▶ _RECORDS PROVIDED_:

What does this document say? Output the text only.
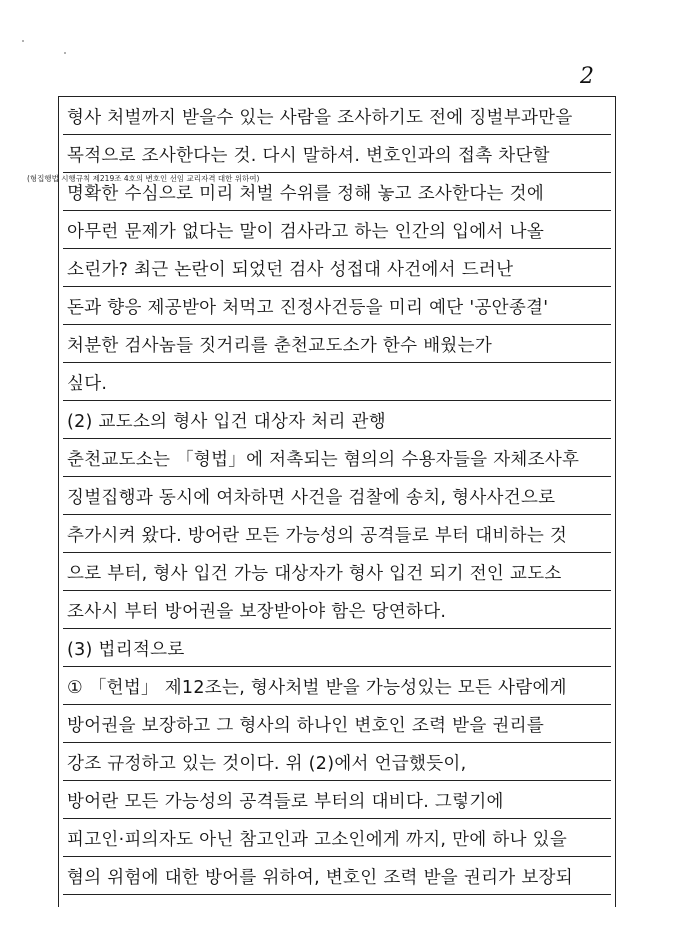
2
(형집행법 시행규칙 제219조 4호의 변호인 선임 교리자격 대한 위하여)
형사 처벌까지 받을수 있는 사람을 조사하기도 전에 징벌부과만을
목적으로 조사한다는 것. 다시 말하셔. 변호인과의 접촉 차단할
명확한 수심으로 미리 처벌 수위를 정해 놓고 조사한다는 것에
아무런 문제가 없다는 말이 검사라고 하는 인간의 입에서 나올
소린가? 최근 논란이 되었던 검사 성접대 사건에서 드러난
돈과 향응 제공받아 처먹고 진정사건등을 미리 예단 '공안종결'
처분한 검사놈들 짓거리를 춘천교도소가 한수 배웠는가
싶다.
(2) 교도소의 형사 입건 대상자 처리 관행
춘천교도소는 「형법」에 저촉되는 혐의의 수용자들을 자체조사후
징벌집행과 동시에 여차하면 사건을 검찰에 송치, 형사사건으로
추가시켜 왔다. 방어란 모든 가능성의 공격들로 부터 대비하는 것
으로 부터, 형사 입건 가능 대상자가 형사 입건 되기 전인 교도소
조사시 부터 방어권을 보장받아야 함은 당연하다.
(3) 법리적으로
① 「헌법」 제12조는, 형사처벌 받을 가능성있는 모든 사람에게
방어권을 보장하고 그 형사의 하나인 변호인 조력 받을 권리를
강조 규정하고 있는 것이다. 위 (2)에서 언급했듯이,
방어란 모든 가능성의 공격들로 부터의 대비다. 그렇기에
피고인·피의자도 아닌 참고인과 고소인에게 까지, 만에 하나 있을
혐의 위험에 대한 방어를 위하여, 변호인 조력 받을 권리가 보장되
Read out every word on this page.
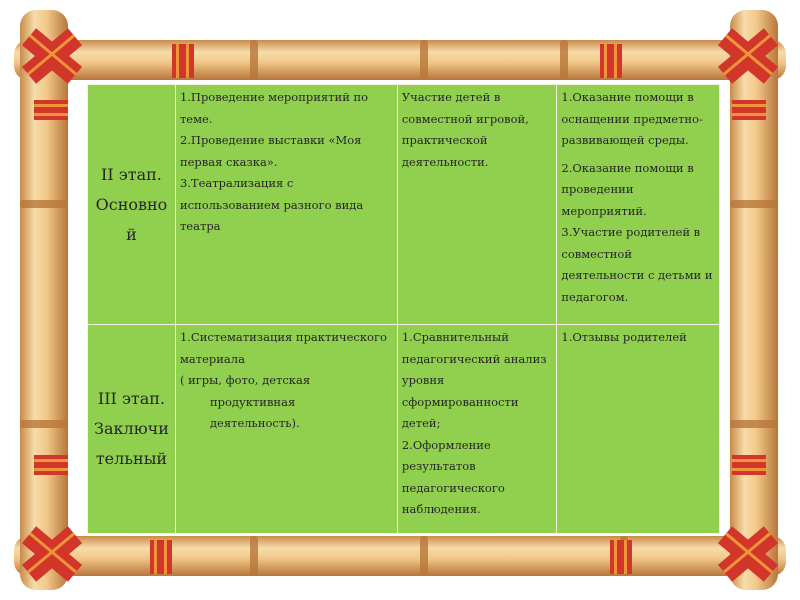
II этап.
Основно
й	1.Проведение мероприятий по теме.
2.Проведение выставки «Моя первая сказка».
3.Театрализация с использованием разного вида театра	Участие детей в совместной игровой, практической деятельности.	1.Оказание помощи в оснащении предметно-развивающей среды.
2.Оказание помощи в проведении мероприятий.
3.Участие родителей в совместной деятельности с детьми и педагогом.

III этап.
Заключи
тельный	1.Систематизация практического материала
( игры, фото, детская
продуктивная
деятельность).	1.Сравнительный педагогический анализ уровня сформированности детей;
2.Оформление результатов педагогического наблюдения.	1.Отзывы родителей
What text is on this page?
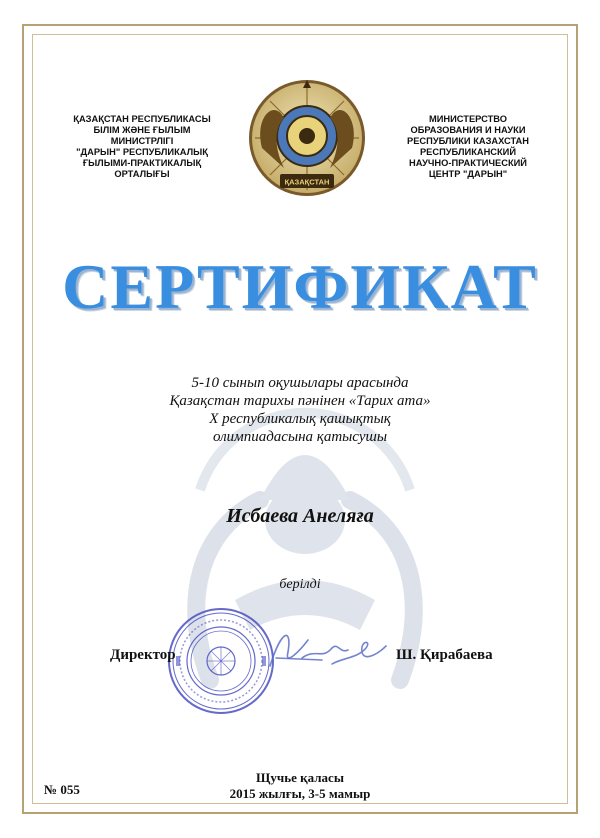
ҚАЗАҚСТАН РЕСПУБЛИКАСЫ
БІЛІМ ЖӘНЕ ҒЫЛЫМ
МИНИСТРЛІГІ
"ДАРЫН" РЕСПУБЛИКАЛЫҚ
ҒЫЛЫМИ-ПРАКТИКАЛЫҚ
ОРТАЛЫҒЫ
ҚАЗАҚСТАН
МИНИСТЕРСТВО
ОБРАЗОВАНИЯ И НАУКИ
РЕСПУБЛИКИ КАЗАХСТАН
РЕСПУБЛИКАНСКИЙ
НАУЧНО-ПРАКТИЧЕСКИЙ
ЦЕНТР "ДАРЫН"
СЕРТИФИКАТ
5-10 сынып оқушылары арасында
Қазақстан тарихы пәнінен «Тарих ата»
Х республикалық қашықтық
олимпиадасына қатысушы
Исбаева Анеляға
берілді
Директор	Ш. Қирабаева
№ 055
Щучье қаласы
2015 жылғы, 3-5 мамыр
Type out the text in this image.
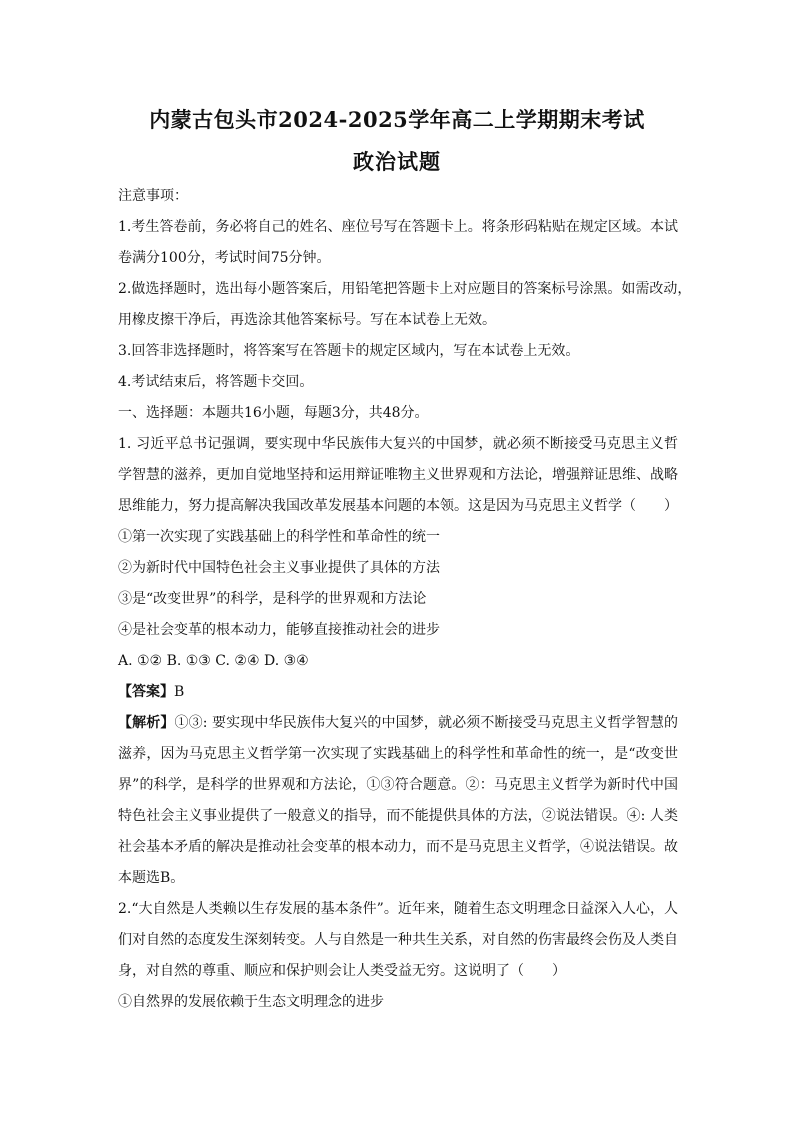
内蒙古包头市2024-2025学年高二上学期期末考试
政治试题
注意事项：
1.考生答卷前，务必将自己的姓名、座位号写在答题卡上。将条形码粘贴在规定区域。本试
卷满分100分，考试时间75分钟。
2.做选择题时，选出每小题答案后，用铅笔把答题卡上对应题目的答案标号涂黑。如需改动，
用橡皮擦干净后，再选涂其他答案标号。写在本试卷上无效。
3.回答非选择题时，将答案写在答题卡的规定区域内，写在本试卷上无效。
4.考试结束后，将答题卡交回。
一、选择题：本题共16小题，每题3分，共48分。
1. 习近平总书记强调，要实现中华民族伟大复兴的中国梦，就必须不断接受马克思主义哲
学智慧的滋养，更加自觉地坚持和运用辩证唯物主义世界观和方法论，增强辩证思维、战略
思维能力，努力提高解决我国改革发展基本问题的本领。这是因为马克思主义哲学（　　）
①第一次实现了实践基础上的科学性和革命性的统一
②为新时代中国特色社会主义事业提供了具体的方法
③是“改变世界”的科学，是科学的世界观和方法论
④是社会变革的根本动力，能够直接推动社会的进步
A. ①② B. ①③ C. ②④ D. ③④
【答案】B
【解析】①③: 要实现中华民族伟大复兴的中国梦，就必须不断接受马克思主义哲学智慧的
滋养，因为马克思主义哲学第一次实现了实践基础上的科学性和革命性的统一，是“改变世
界”的科学，是科学的世界观和方法论，①③符合题意。②：马克思主义哲学为新时代中国
特色社会主义事业提供了一般意义的指导，而不能提供具体的方法，②说法错误。④: 人类
社会基本矛盾的解决是推动社会变革的根本动力，而不是马克思主义哲学，④说法错误。故
本题选B。
2.“大自然是人类赖以生存发展的基本条件”。近年来，随着生态文明理念日益深入人心，人
们对自然的态度发生深刻转变。人与自然是一种共生关系，对自然的伤害最终会伤及人类自
身，对自然的尊重、顺应和保护则会让人类受益无穷。这说明了（　　）
①自然界的发展依赖于生态文明理念的进步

▶ _DIRECTIONS_:
Filter the listing above for the string "写在本试卷上无效" and copy every matching line.

▶ _COMPLETE RESPONSE_:
用橡皮擦干净后，再选涂其他答案标号。写在本试卷上无效。
3.回答非选择题时，将答案写在答题卡的规定区域内，写在本试卷上无效。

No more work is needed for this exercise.